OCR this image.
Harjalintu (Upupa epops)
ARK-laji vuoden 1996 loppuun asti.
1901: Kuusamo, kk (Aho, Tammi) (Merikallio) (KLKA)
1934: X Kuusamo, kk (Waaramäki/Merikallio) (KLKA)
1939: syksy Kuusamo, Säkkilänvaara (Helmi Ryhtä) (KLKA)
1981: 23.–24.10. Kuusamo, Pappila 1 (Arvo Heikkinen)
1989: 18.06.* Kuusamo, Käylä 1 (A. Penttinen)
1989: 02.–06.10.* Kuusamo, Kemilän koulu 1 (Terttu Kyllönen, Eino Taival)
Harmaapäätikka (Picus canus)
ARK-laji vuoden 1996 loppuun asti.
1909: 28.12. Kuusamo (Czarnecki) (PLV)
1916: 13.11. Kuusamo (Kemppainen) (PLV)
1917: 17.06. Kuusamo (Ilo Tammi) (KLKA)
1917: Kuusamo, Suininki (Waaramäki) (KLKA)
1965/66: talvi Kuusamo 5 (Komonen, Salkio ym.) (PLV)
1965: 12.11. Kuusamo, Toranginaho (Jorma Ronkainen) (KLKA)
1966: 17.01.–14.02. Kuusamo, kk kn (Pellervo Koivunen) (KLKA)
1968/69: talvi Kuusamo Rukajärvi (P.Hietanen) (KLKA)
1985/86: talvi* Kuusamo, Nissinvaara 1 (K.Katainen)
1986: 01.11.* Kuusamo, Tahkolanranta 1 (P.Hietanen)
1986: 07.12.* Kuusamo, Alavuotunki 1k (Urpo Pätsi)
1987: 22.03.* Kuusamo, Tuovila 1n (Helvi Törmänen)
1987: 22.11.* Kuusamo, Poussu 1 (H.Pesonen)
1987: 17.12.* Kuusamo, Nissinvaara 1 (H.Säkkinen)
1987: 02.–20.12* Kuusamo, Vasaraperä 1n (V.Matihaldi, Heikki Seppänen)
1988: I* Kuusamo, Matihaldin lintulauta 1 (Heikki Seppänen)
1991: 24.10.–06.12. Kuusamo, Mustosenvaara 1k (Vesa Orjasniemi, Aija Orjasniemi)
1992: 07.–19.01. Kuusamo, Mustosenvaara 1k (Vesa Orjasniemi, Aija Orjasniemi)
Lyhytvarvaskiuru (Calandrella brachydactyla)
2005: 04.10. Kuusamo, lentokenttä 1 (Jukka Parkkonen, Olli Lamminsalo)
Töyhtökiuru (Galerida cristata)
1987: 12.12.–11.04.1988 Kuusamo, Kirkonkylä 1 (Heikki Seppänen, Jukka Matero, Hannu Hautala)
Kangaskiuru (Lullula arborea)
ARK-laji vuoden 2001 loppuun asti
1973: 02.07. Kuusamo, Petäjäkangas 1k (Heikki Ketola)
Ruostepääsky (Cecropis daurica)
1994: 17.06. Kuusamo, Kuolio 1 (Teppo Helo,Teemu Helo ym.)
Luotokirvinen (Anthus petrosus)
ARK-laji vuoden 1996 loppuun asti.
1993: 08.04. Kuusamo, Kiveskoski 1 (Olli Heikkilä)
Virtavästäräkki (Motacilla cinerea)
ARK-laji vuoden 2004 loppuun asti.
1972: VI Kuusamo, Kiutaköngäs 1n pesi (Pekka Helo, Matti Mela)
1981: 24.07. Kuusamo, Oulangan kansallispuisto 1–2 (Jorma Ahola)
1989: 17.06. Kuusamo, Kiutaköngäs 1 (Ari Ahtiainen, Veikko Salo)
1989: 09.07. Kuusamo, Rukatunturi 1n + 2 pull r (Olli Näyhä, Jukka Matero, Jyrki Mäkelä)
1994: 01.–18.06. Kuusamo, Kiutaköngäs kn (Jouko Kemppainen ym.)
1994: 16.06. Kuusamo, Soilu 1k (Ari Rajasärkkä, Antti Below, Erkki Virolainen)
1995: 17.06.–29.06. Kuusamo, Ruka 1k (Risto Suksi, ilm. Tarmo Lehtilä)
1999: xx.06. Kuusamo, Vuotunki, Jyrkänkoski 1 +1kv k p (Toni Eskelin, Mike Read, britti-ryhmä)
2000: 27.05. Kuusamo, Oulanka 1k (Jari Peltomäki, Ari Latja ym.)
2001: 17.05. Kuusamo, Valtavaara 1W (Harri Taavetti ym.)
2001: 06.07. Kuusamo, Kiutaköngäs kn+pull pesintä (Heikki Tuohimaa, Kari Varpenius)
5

**Instruction**
Write out the records shown above, exactly as they appear.

**Solution to this task**
OCR this image.
Harjalintu (Upupa epops)
ARK-laji vuoden 1996 loppuun asti.
1901: Kuusamo, kk (Aho, Tammi) (Merikallio) (KLKA)
1934: X Kuusamo, kk (Waaramäki/Merikallio) (KLKA)
1939: syksy Kuusamo, Säkkilänvaara (Helmi Ryhtä) (KLKA)
1981: 23.–24.10. Kuusamo, Pappila 1 (Arvo Heikkinen)
1989: 18.06.* Kuusamo, Käylä 1 (A. Penttinen)
1989: 02.–06.10.* Kuusamo, Kemilän koulu 1 (Terttu Kyllönen, Eino Taival)
Harmaapäätikka (Picus canus)
ARK-laji vuoden 1996 loppuun asti.
1909: 28.12. Kuusamo (Czarnecki) (PLV)
1916: 13.11. Kuusamo (Kemppainen) (PLV)
1917: 17.06. Kuusamo (Ilo Tammi) (KLKA)
1917: Kuusamo, Suininki (Waaramäki) (KLKA)
1965/66: talvi Kuusamo 5 (Komonen, Salkio ym.) (PLV)
1965: 12.11. Kuusamo, Toranginaho (Jorma Ronkainen) (KLKA)
1966: 17.01.–14.02. Kuusamo, kk kn (Pellervo Koivunen) (KLKA)
1968/69: talvi Kuusamo Rukajärvi (P.Hietanen) (KLKA)
1985/86: talvi* Kuusamo, Nissinvaara 1 (K.Katainen)
1986: 01.11.* Kuusamo, Tahkolanranta 1 (P.Hietanen)
1986: 07.12.* Kuusamo, Alavuotunki 1k (Urpo Pätsi)
1987: 22.03.* Kuusamo, Tuovila 1n (Helvi Törmänen)
1987: 22.11.* Kuusamo, Poussu 1 (H.Pesonen)
1987: 17.12.* Kuusamo, Nissinvaara 1 (H.Säkkinen)
1987: 02.–20.12* Kuusamo, Vasaraperä 1n (V.Matihaldi, Heikki Seppänen)
1988: I* Kuusamo, Matihaldin lintulauta 1 (Heikki Seppänen)
1991: 24.10.–06.12. Kuusamo, Mustosenvaara 1k (Vesa Orjasniemi, Aija Orjasniemi)
1992: 07.–19.01. Kuusamo, Mustosenvaara 1k (Vesa Orjasniemi, Aija Orjasniemi)
Lyhytvarvaskiuru (Calandrella brachydactyla)
2005: 04.10. Kuusamo, lentokenttä 1 (Jukka Parkkonen, Olli Lamminsalo)
Töyhtökiuru (Galerida cristata)
1987: 12.12.–11.04.1988 Kuusamo, Kirkonkylä 1 (Heikki Seppänen, Jukka Matero, Hannu Hautala)
Kangaskiuru (Lullula arborea)
ARK-laji vuoden 2001 loppuun asti
1973: 02.07. Kuusamo, Petäjäkangas 1k (Heikki Ketola)
Ruostepääsky (Cecropis daurica)
1994: 17.06. Kuusamo, Kuolio 1 (Teppo Helo,Teemu Helo ym.)
Luotokirvinen (Anthus petrosus)
ARK-laji vuoden 1996 loppuun asti.
1993: 08.04. Kuusamo, Kiveskoski 1 (Olli Heikkilä)
Virtavästäräkki (Motacilla cinerea)
ARK-laji vuoden 2004 loppuun asti.
1972: VI Kuusamo, Kiutaköngäs 1n pesi (Pekka Helo, Matti Mela)
1981: 24.07. Kuusamo, Oulangan kansallispuisto 1–2 (Jorma Ahola)
1989: 17.06. Kuusamo, Kiutaköngäs 1 (Ari Ahtiainen, Veikko Salo)
1989: 09.07. Kuusamo, Rukatunturi 1n + 2 pull r (Olli Näyhä, Jukka Matero, Jyrki Mäkelä)
1994: 01.–18.06. Kuusamo, Kiutaköngäs kn (Jouko Kemppainen ym.)
1994: 16.06. Kuusamo, Soilu 1k (Ari Rajasärkkä, Antti Below, Erkki Virolainen)
1995: 17.06.–29.06. Kuusamo, Ruka 1k (Risto Suksi, ilm. Tarmo Lehtilä)
1999: xx.06. Kuusamo, Vuotunki, Jyrkänkoski 1 +1kv k p (Toni Eskelin, Mike Read, britti-ryhmä)
2000: 27.05. Kuusamo, Oulanka 1k (Jari Peltomäki, Ari Latja ym.)
2001: 17.05. Kuusamo, Valtavaara 1W (Harri Taavetti ym.)
2001: 06.07. Kuusamo, Kiutaköngäs kn+pull pesintä (Heikki Tuohimaa, Kari Varpenius)
5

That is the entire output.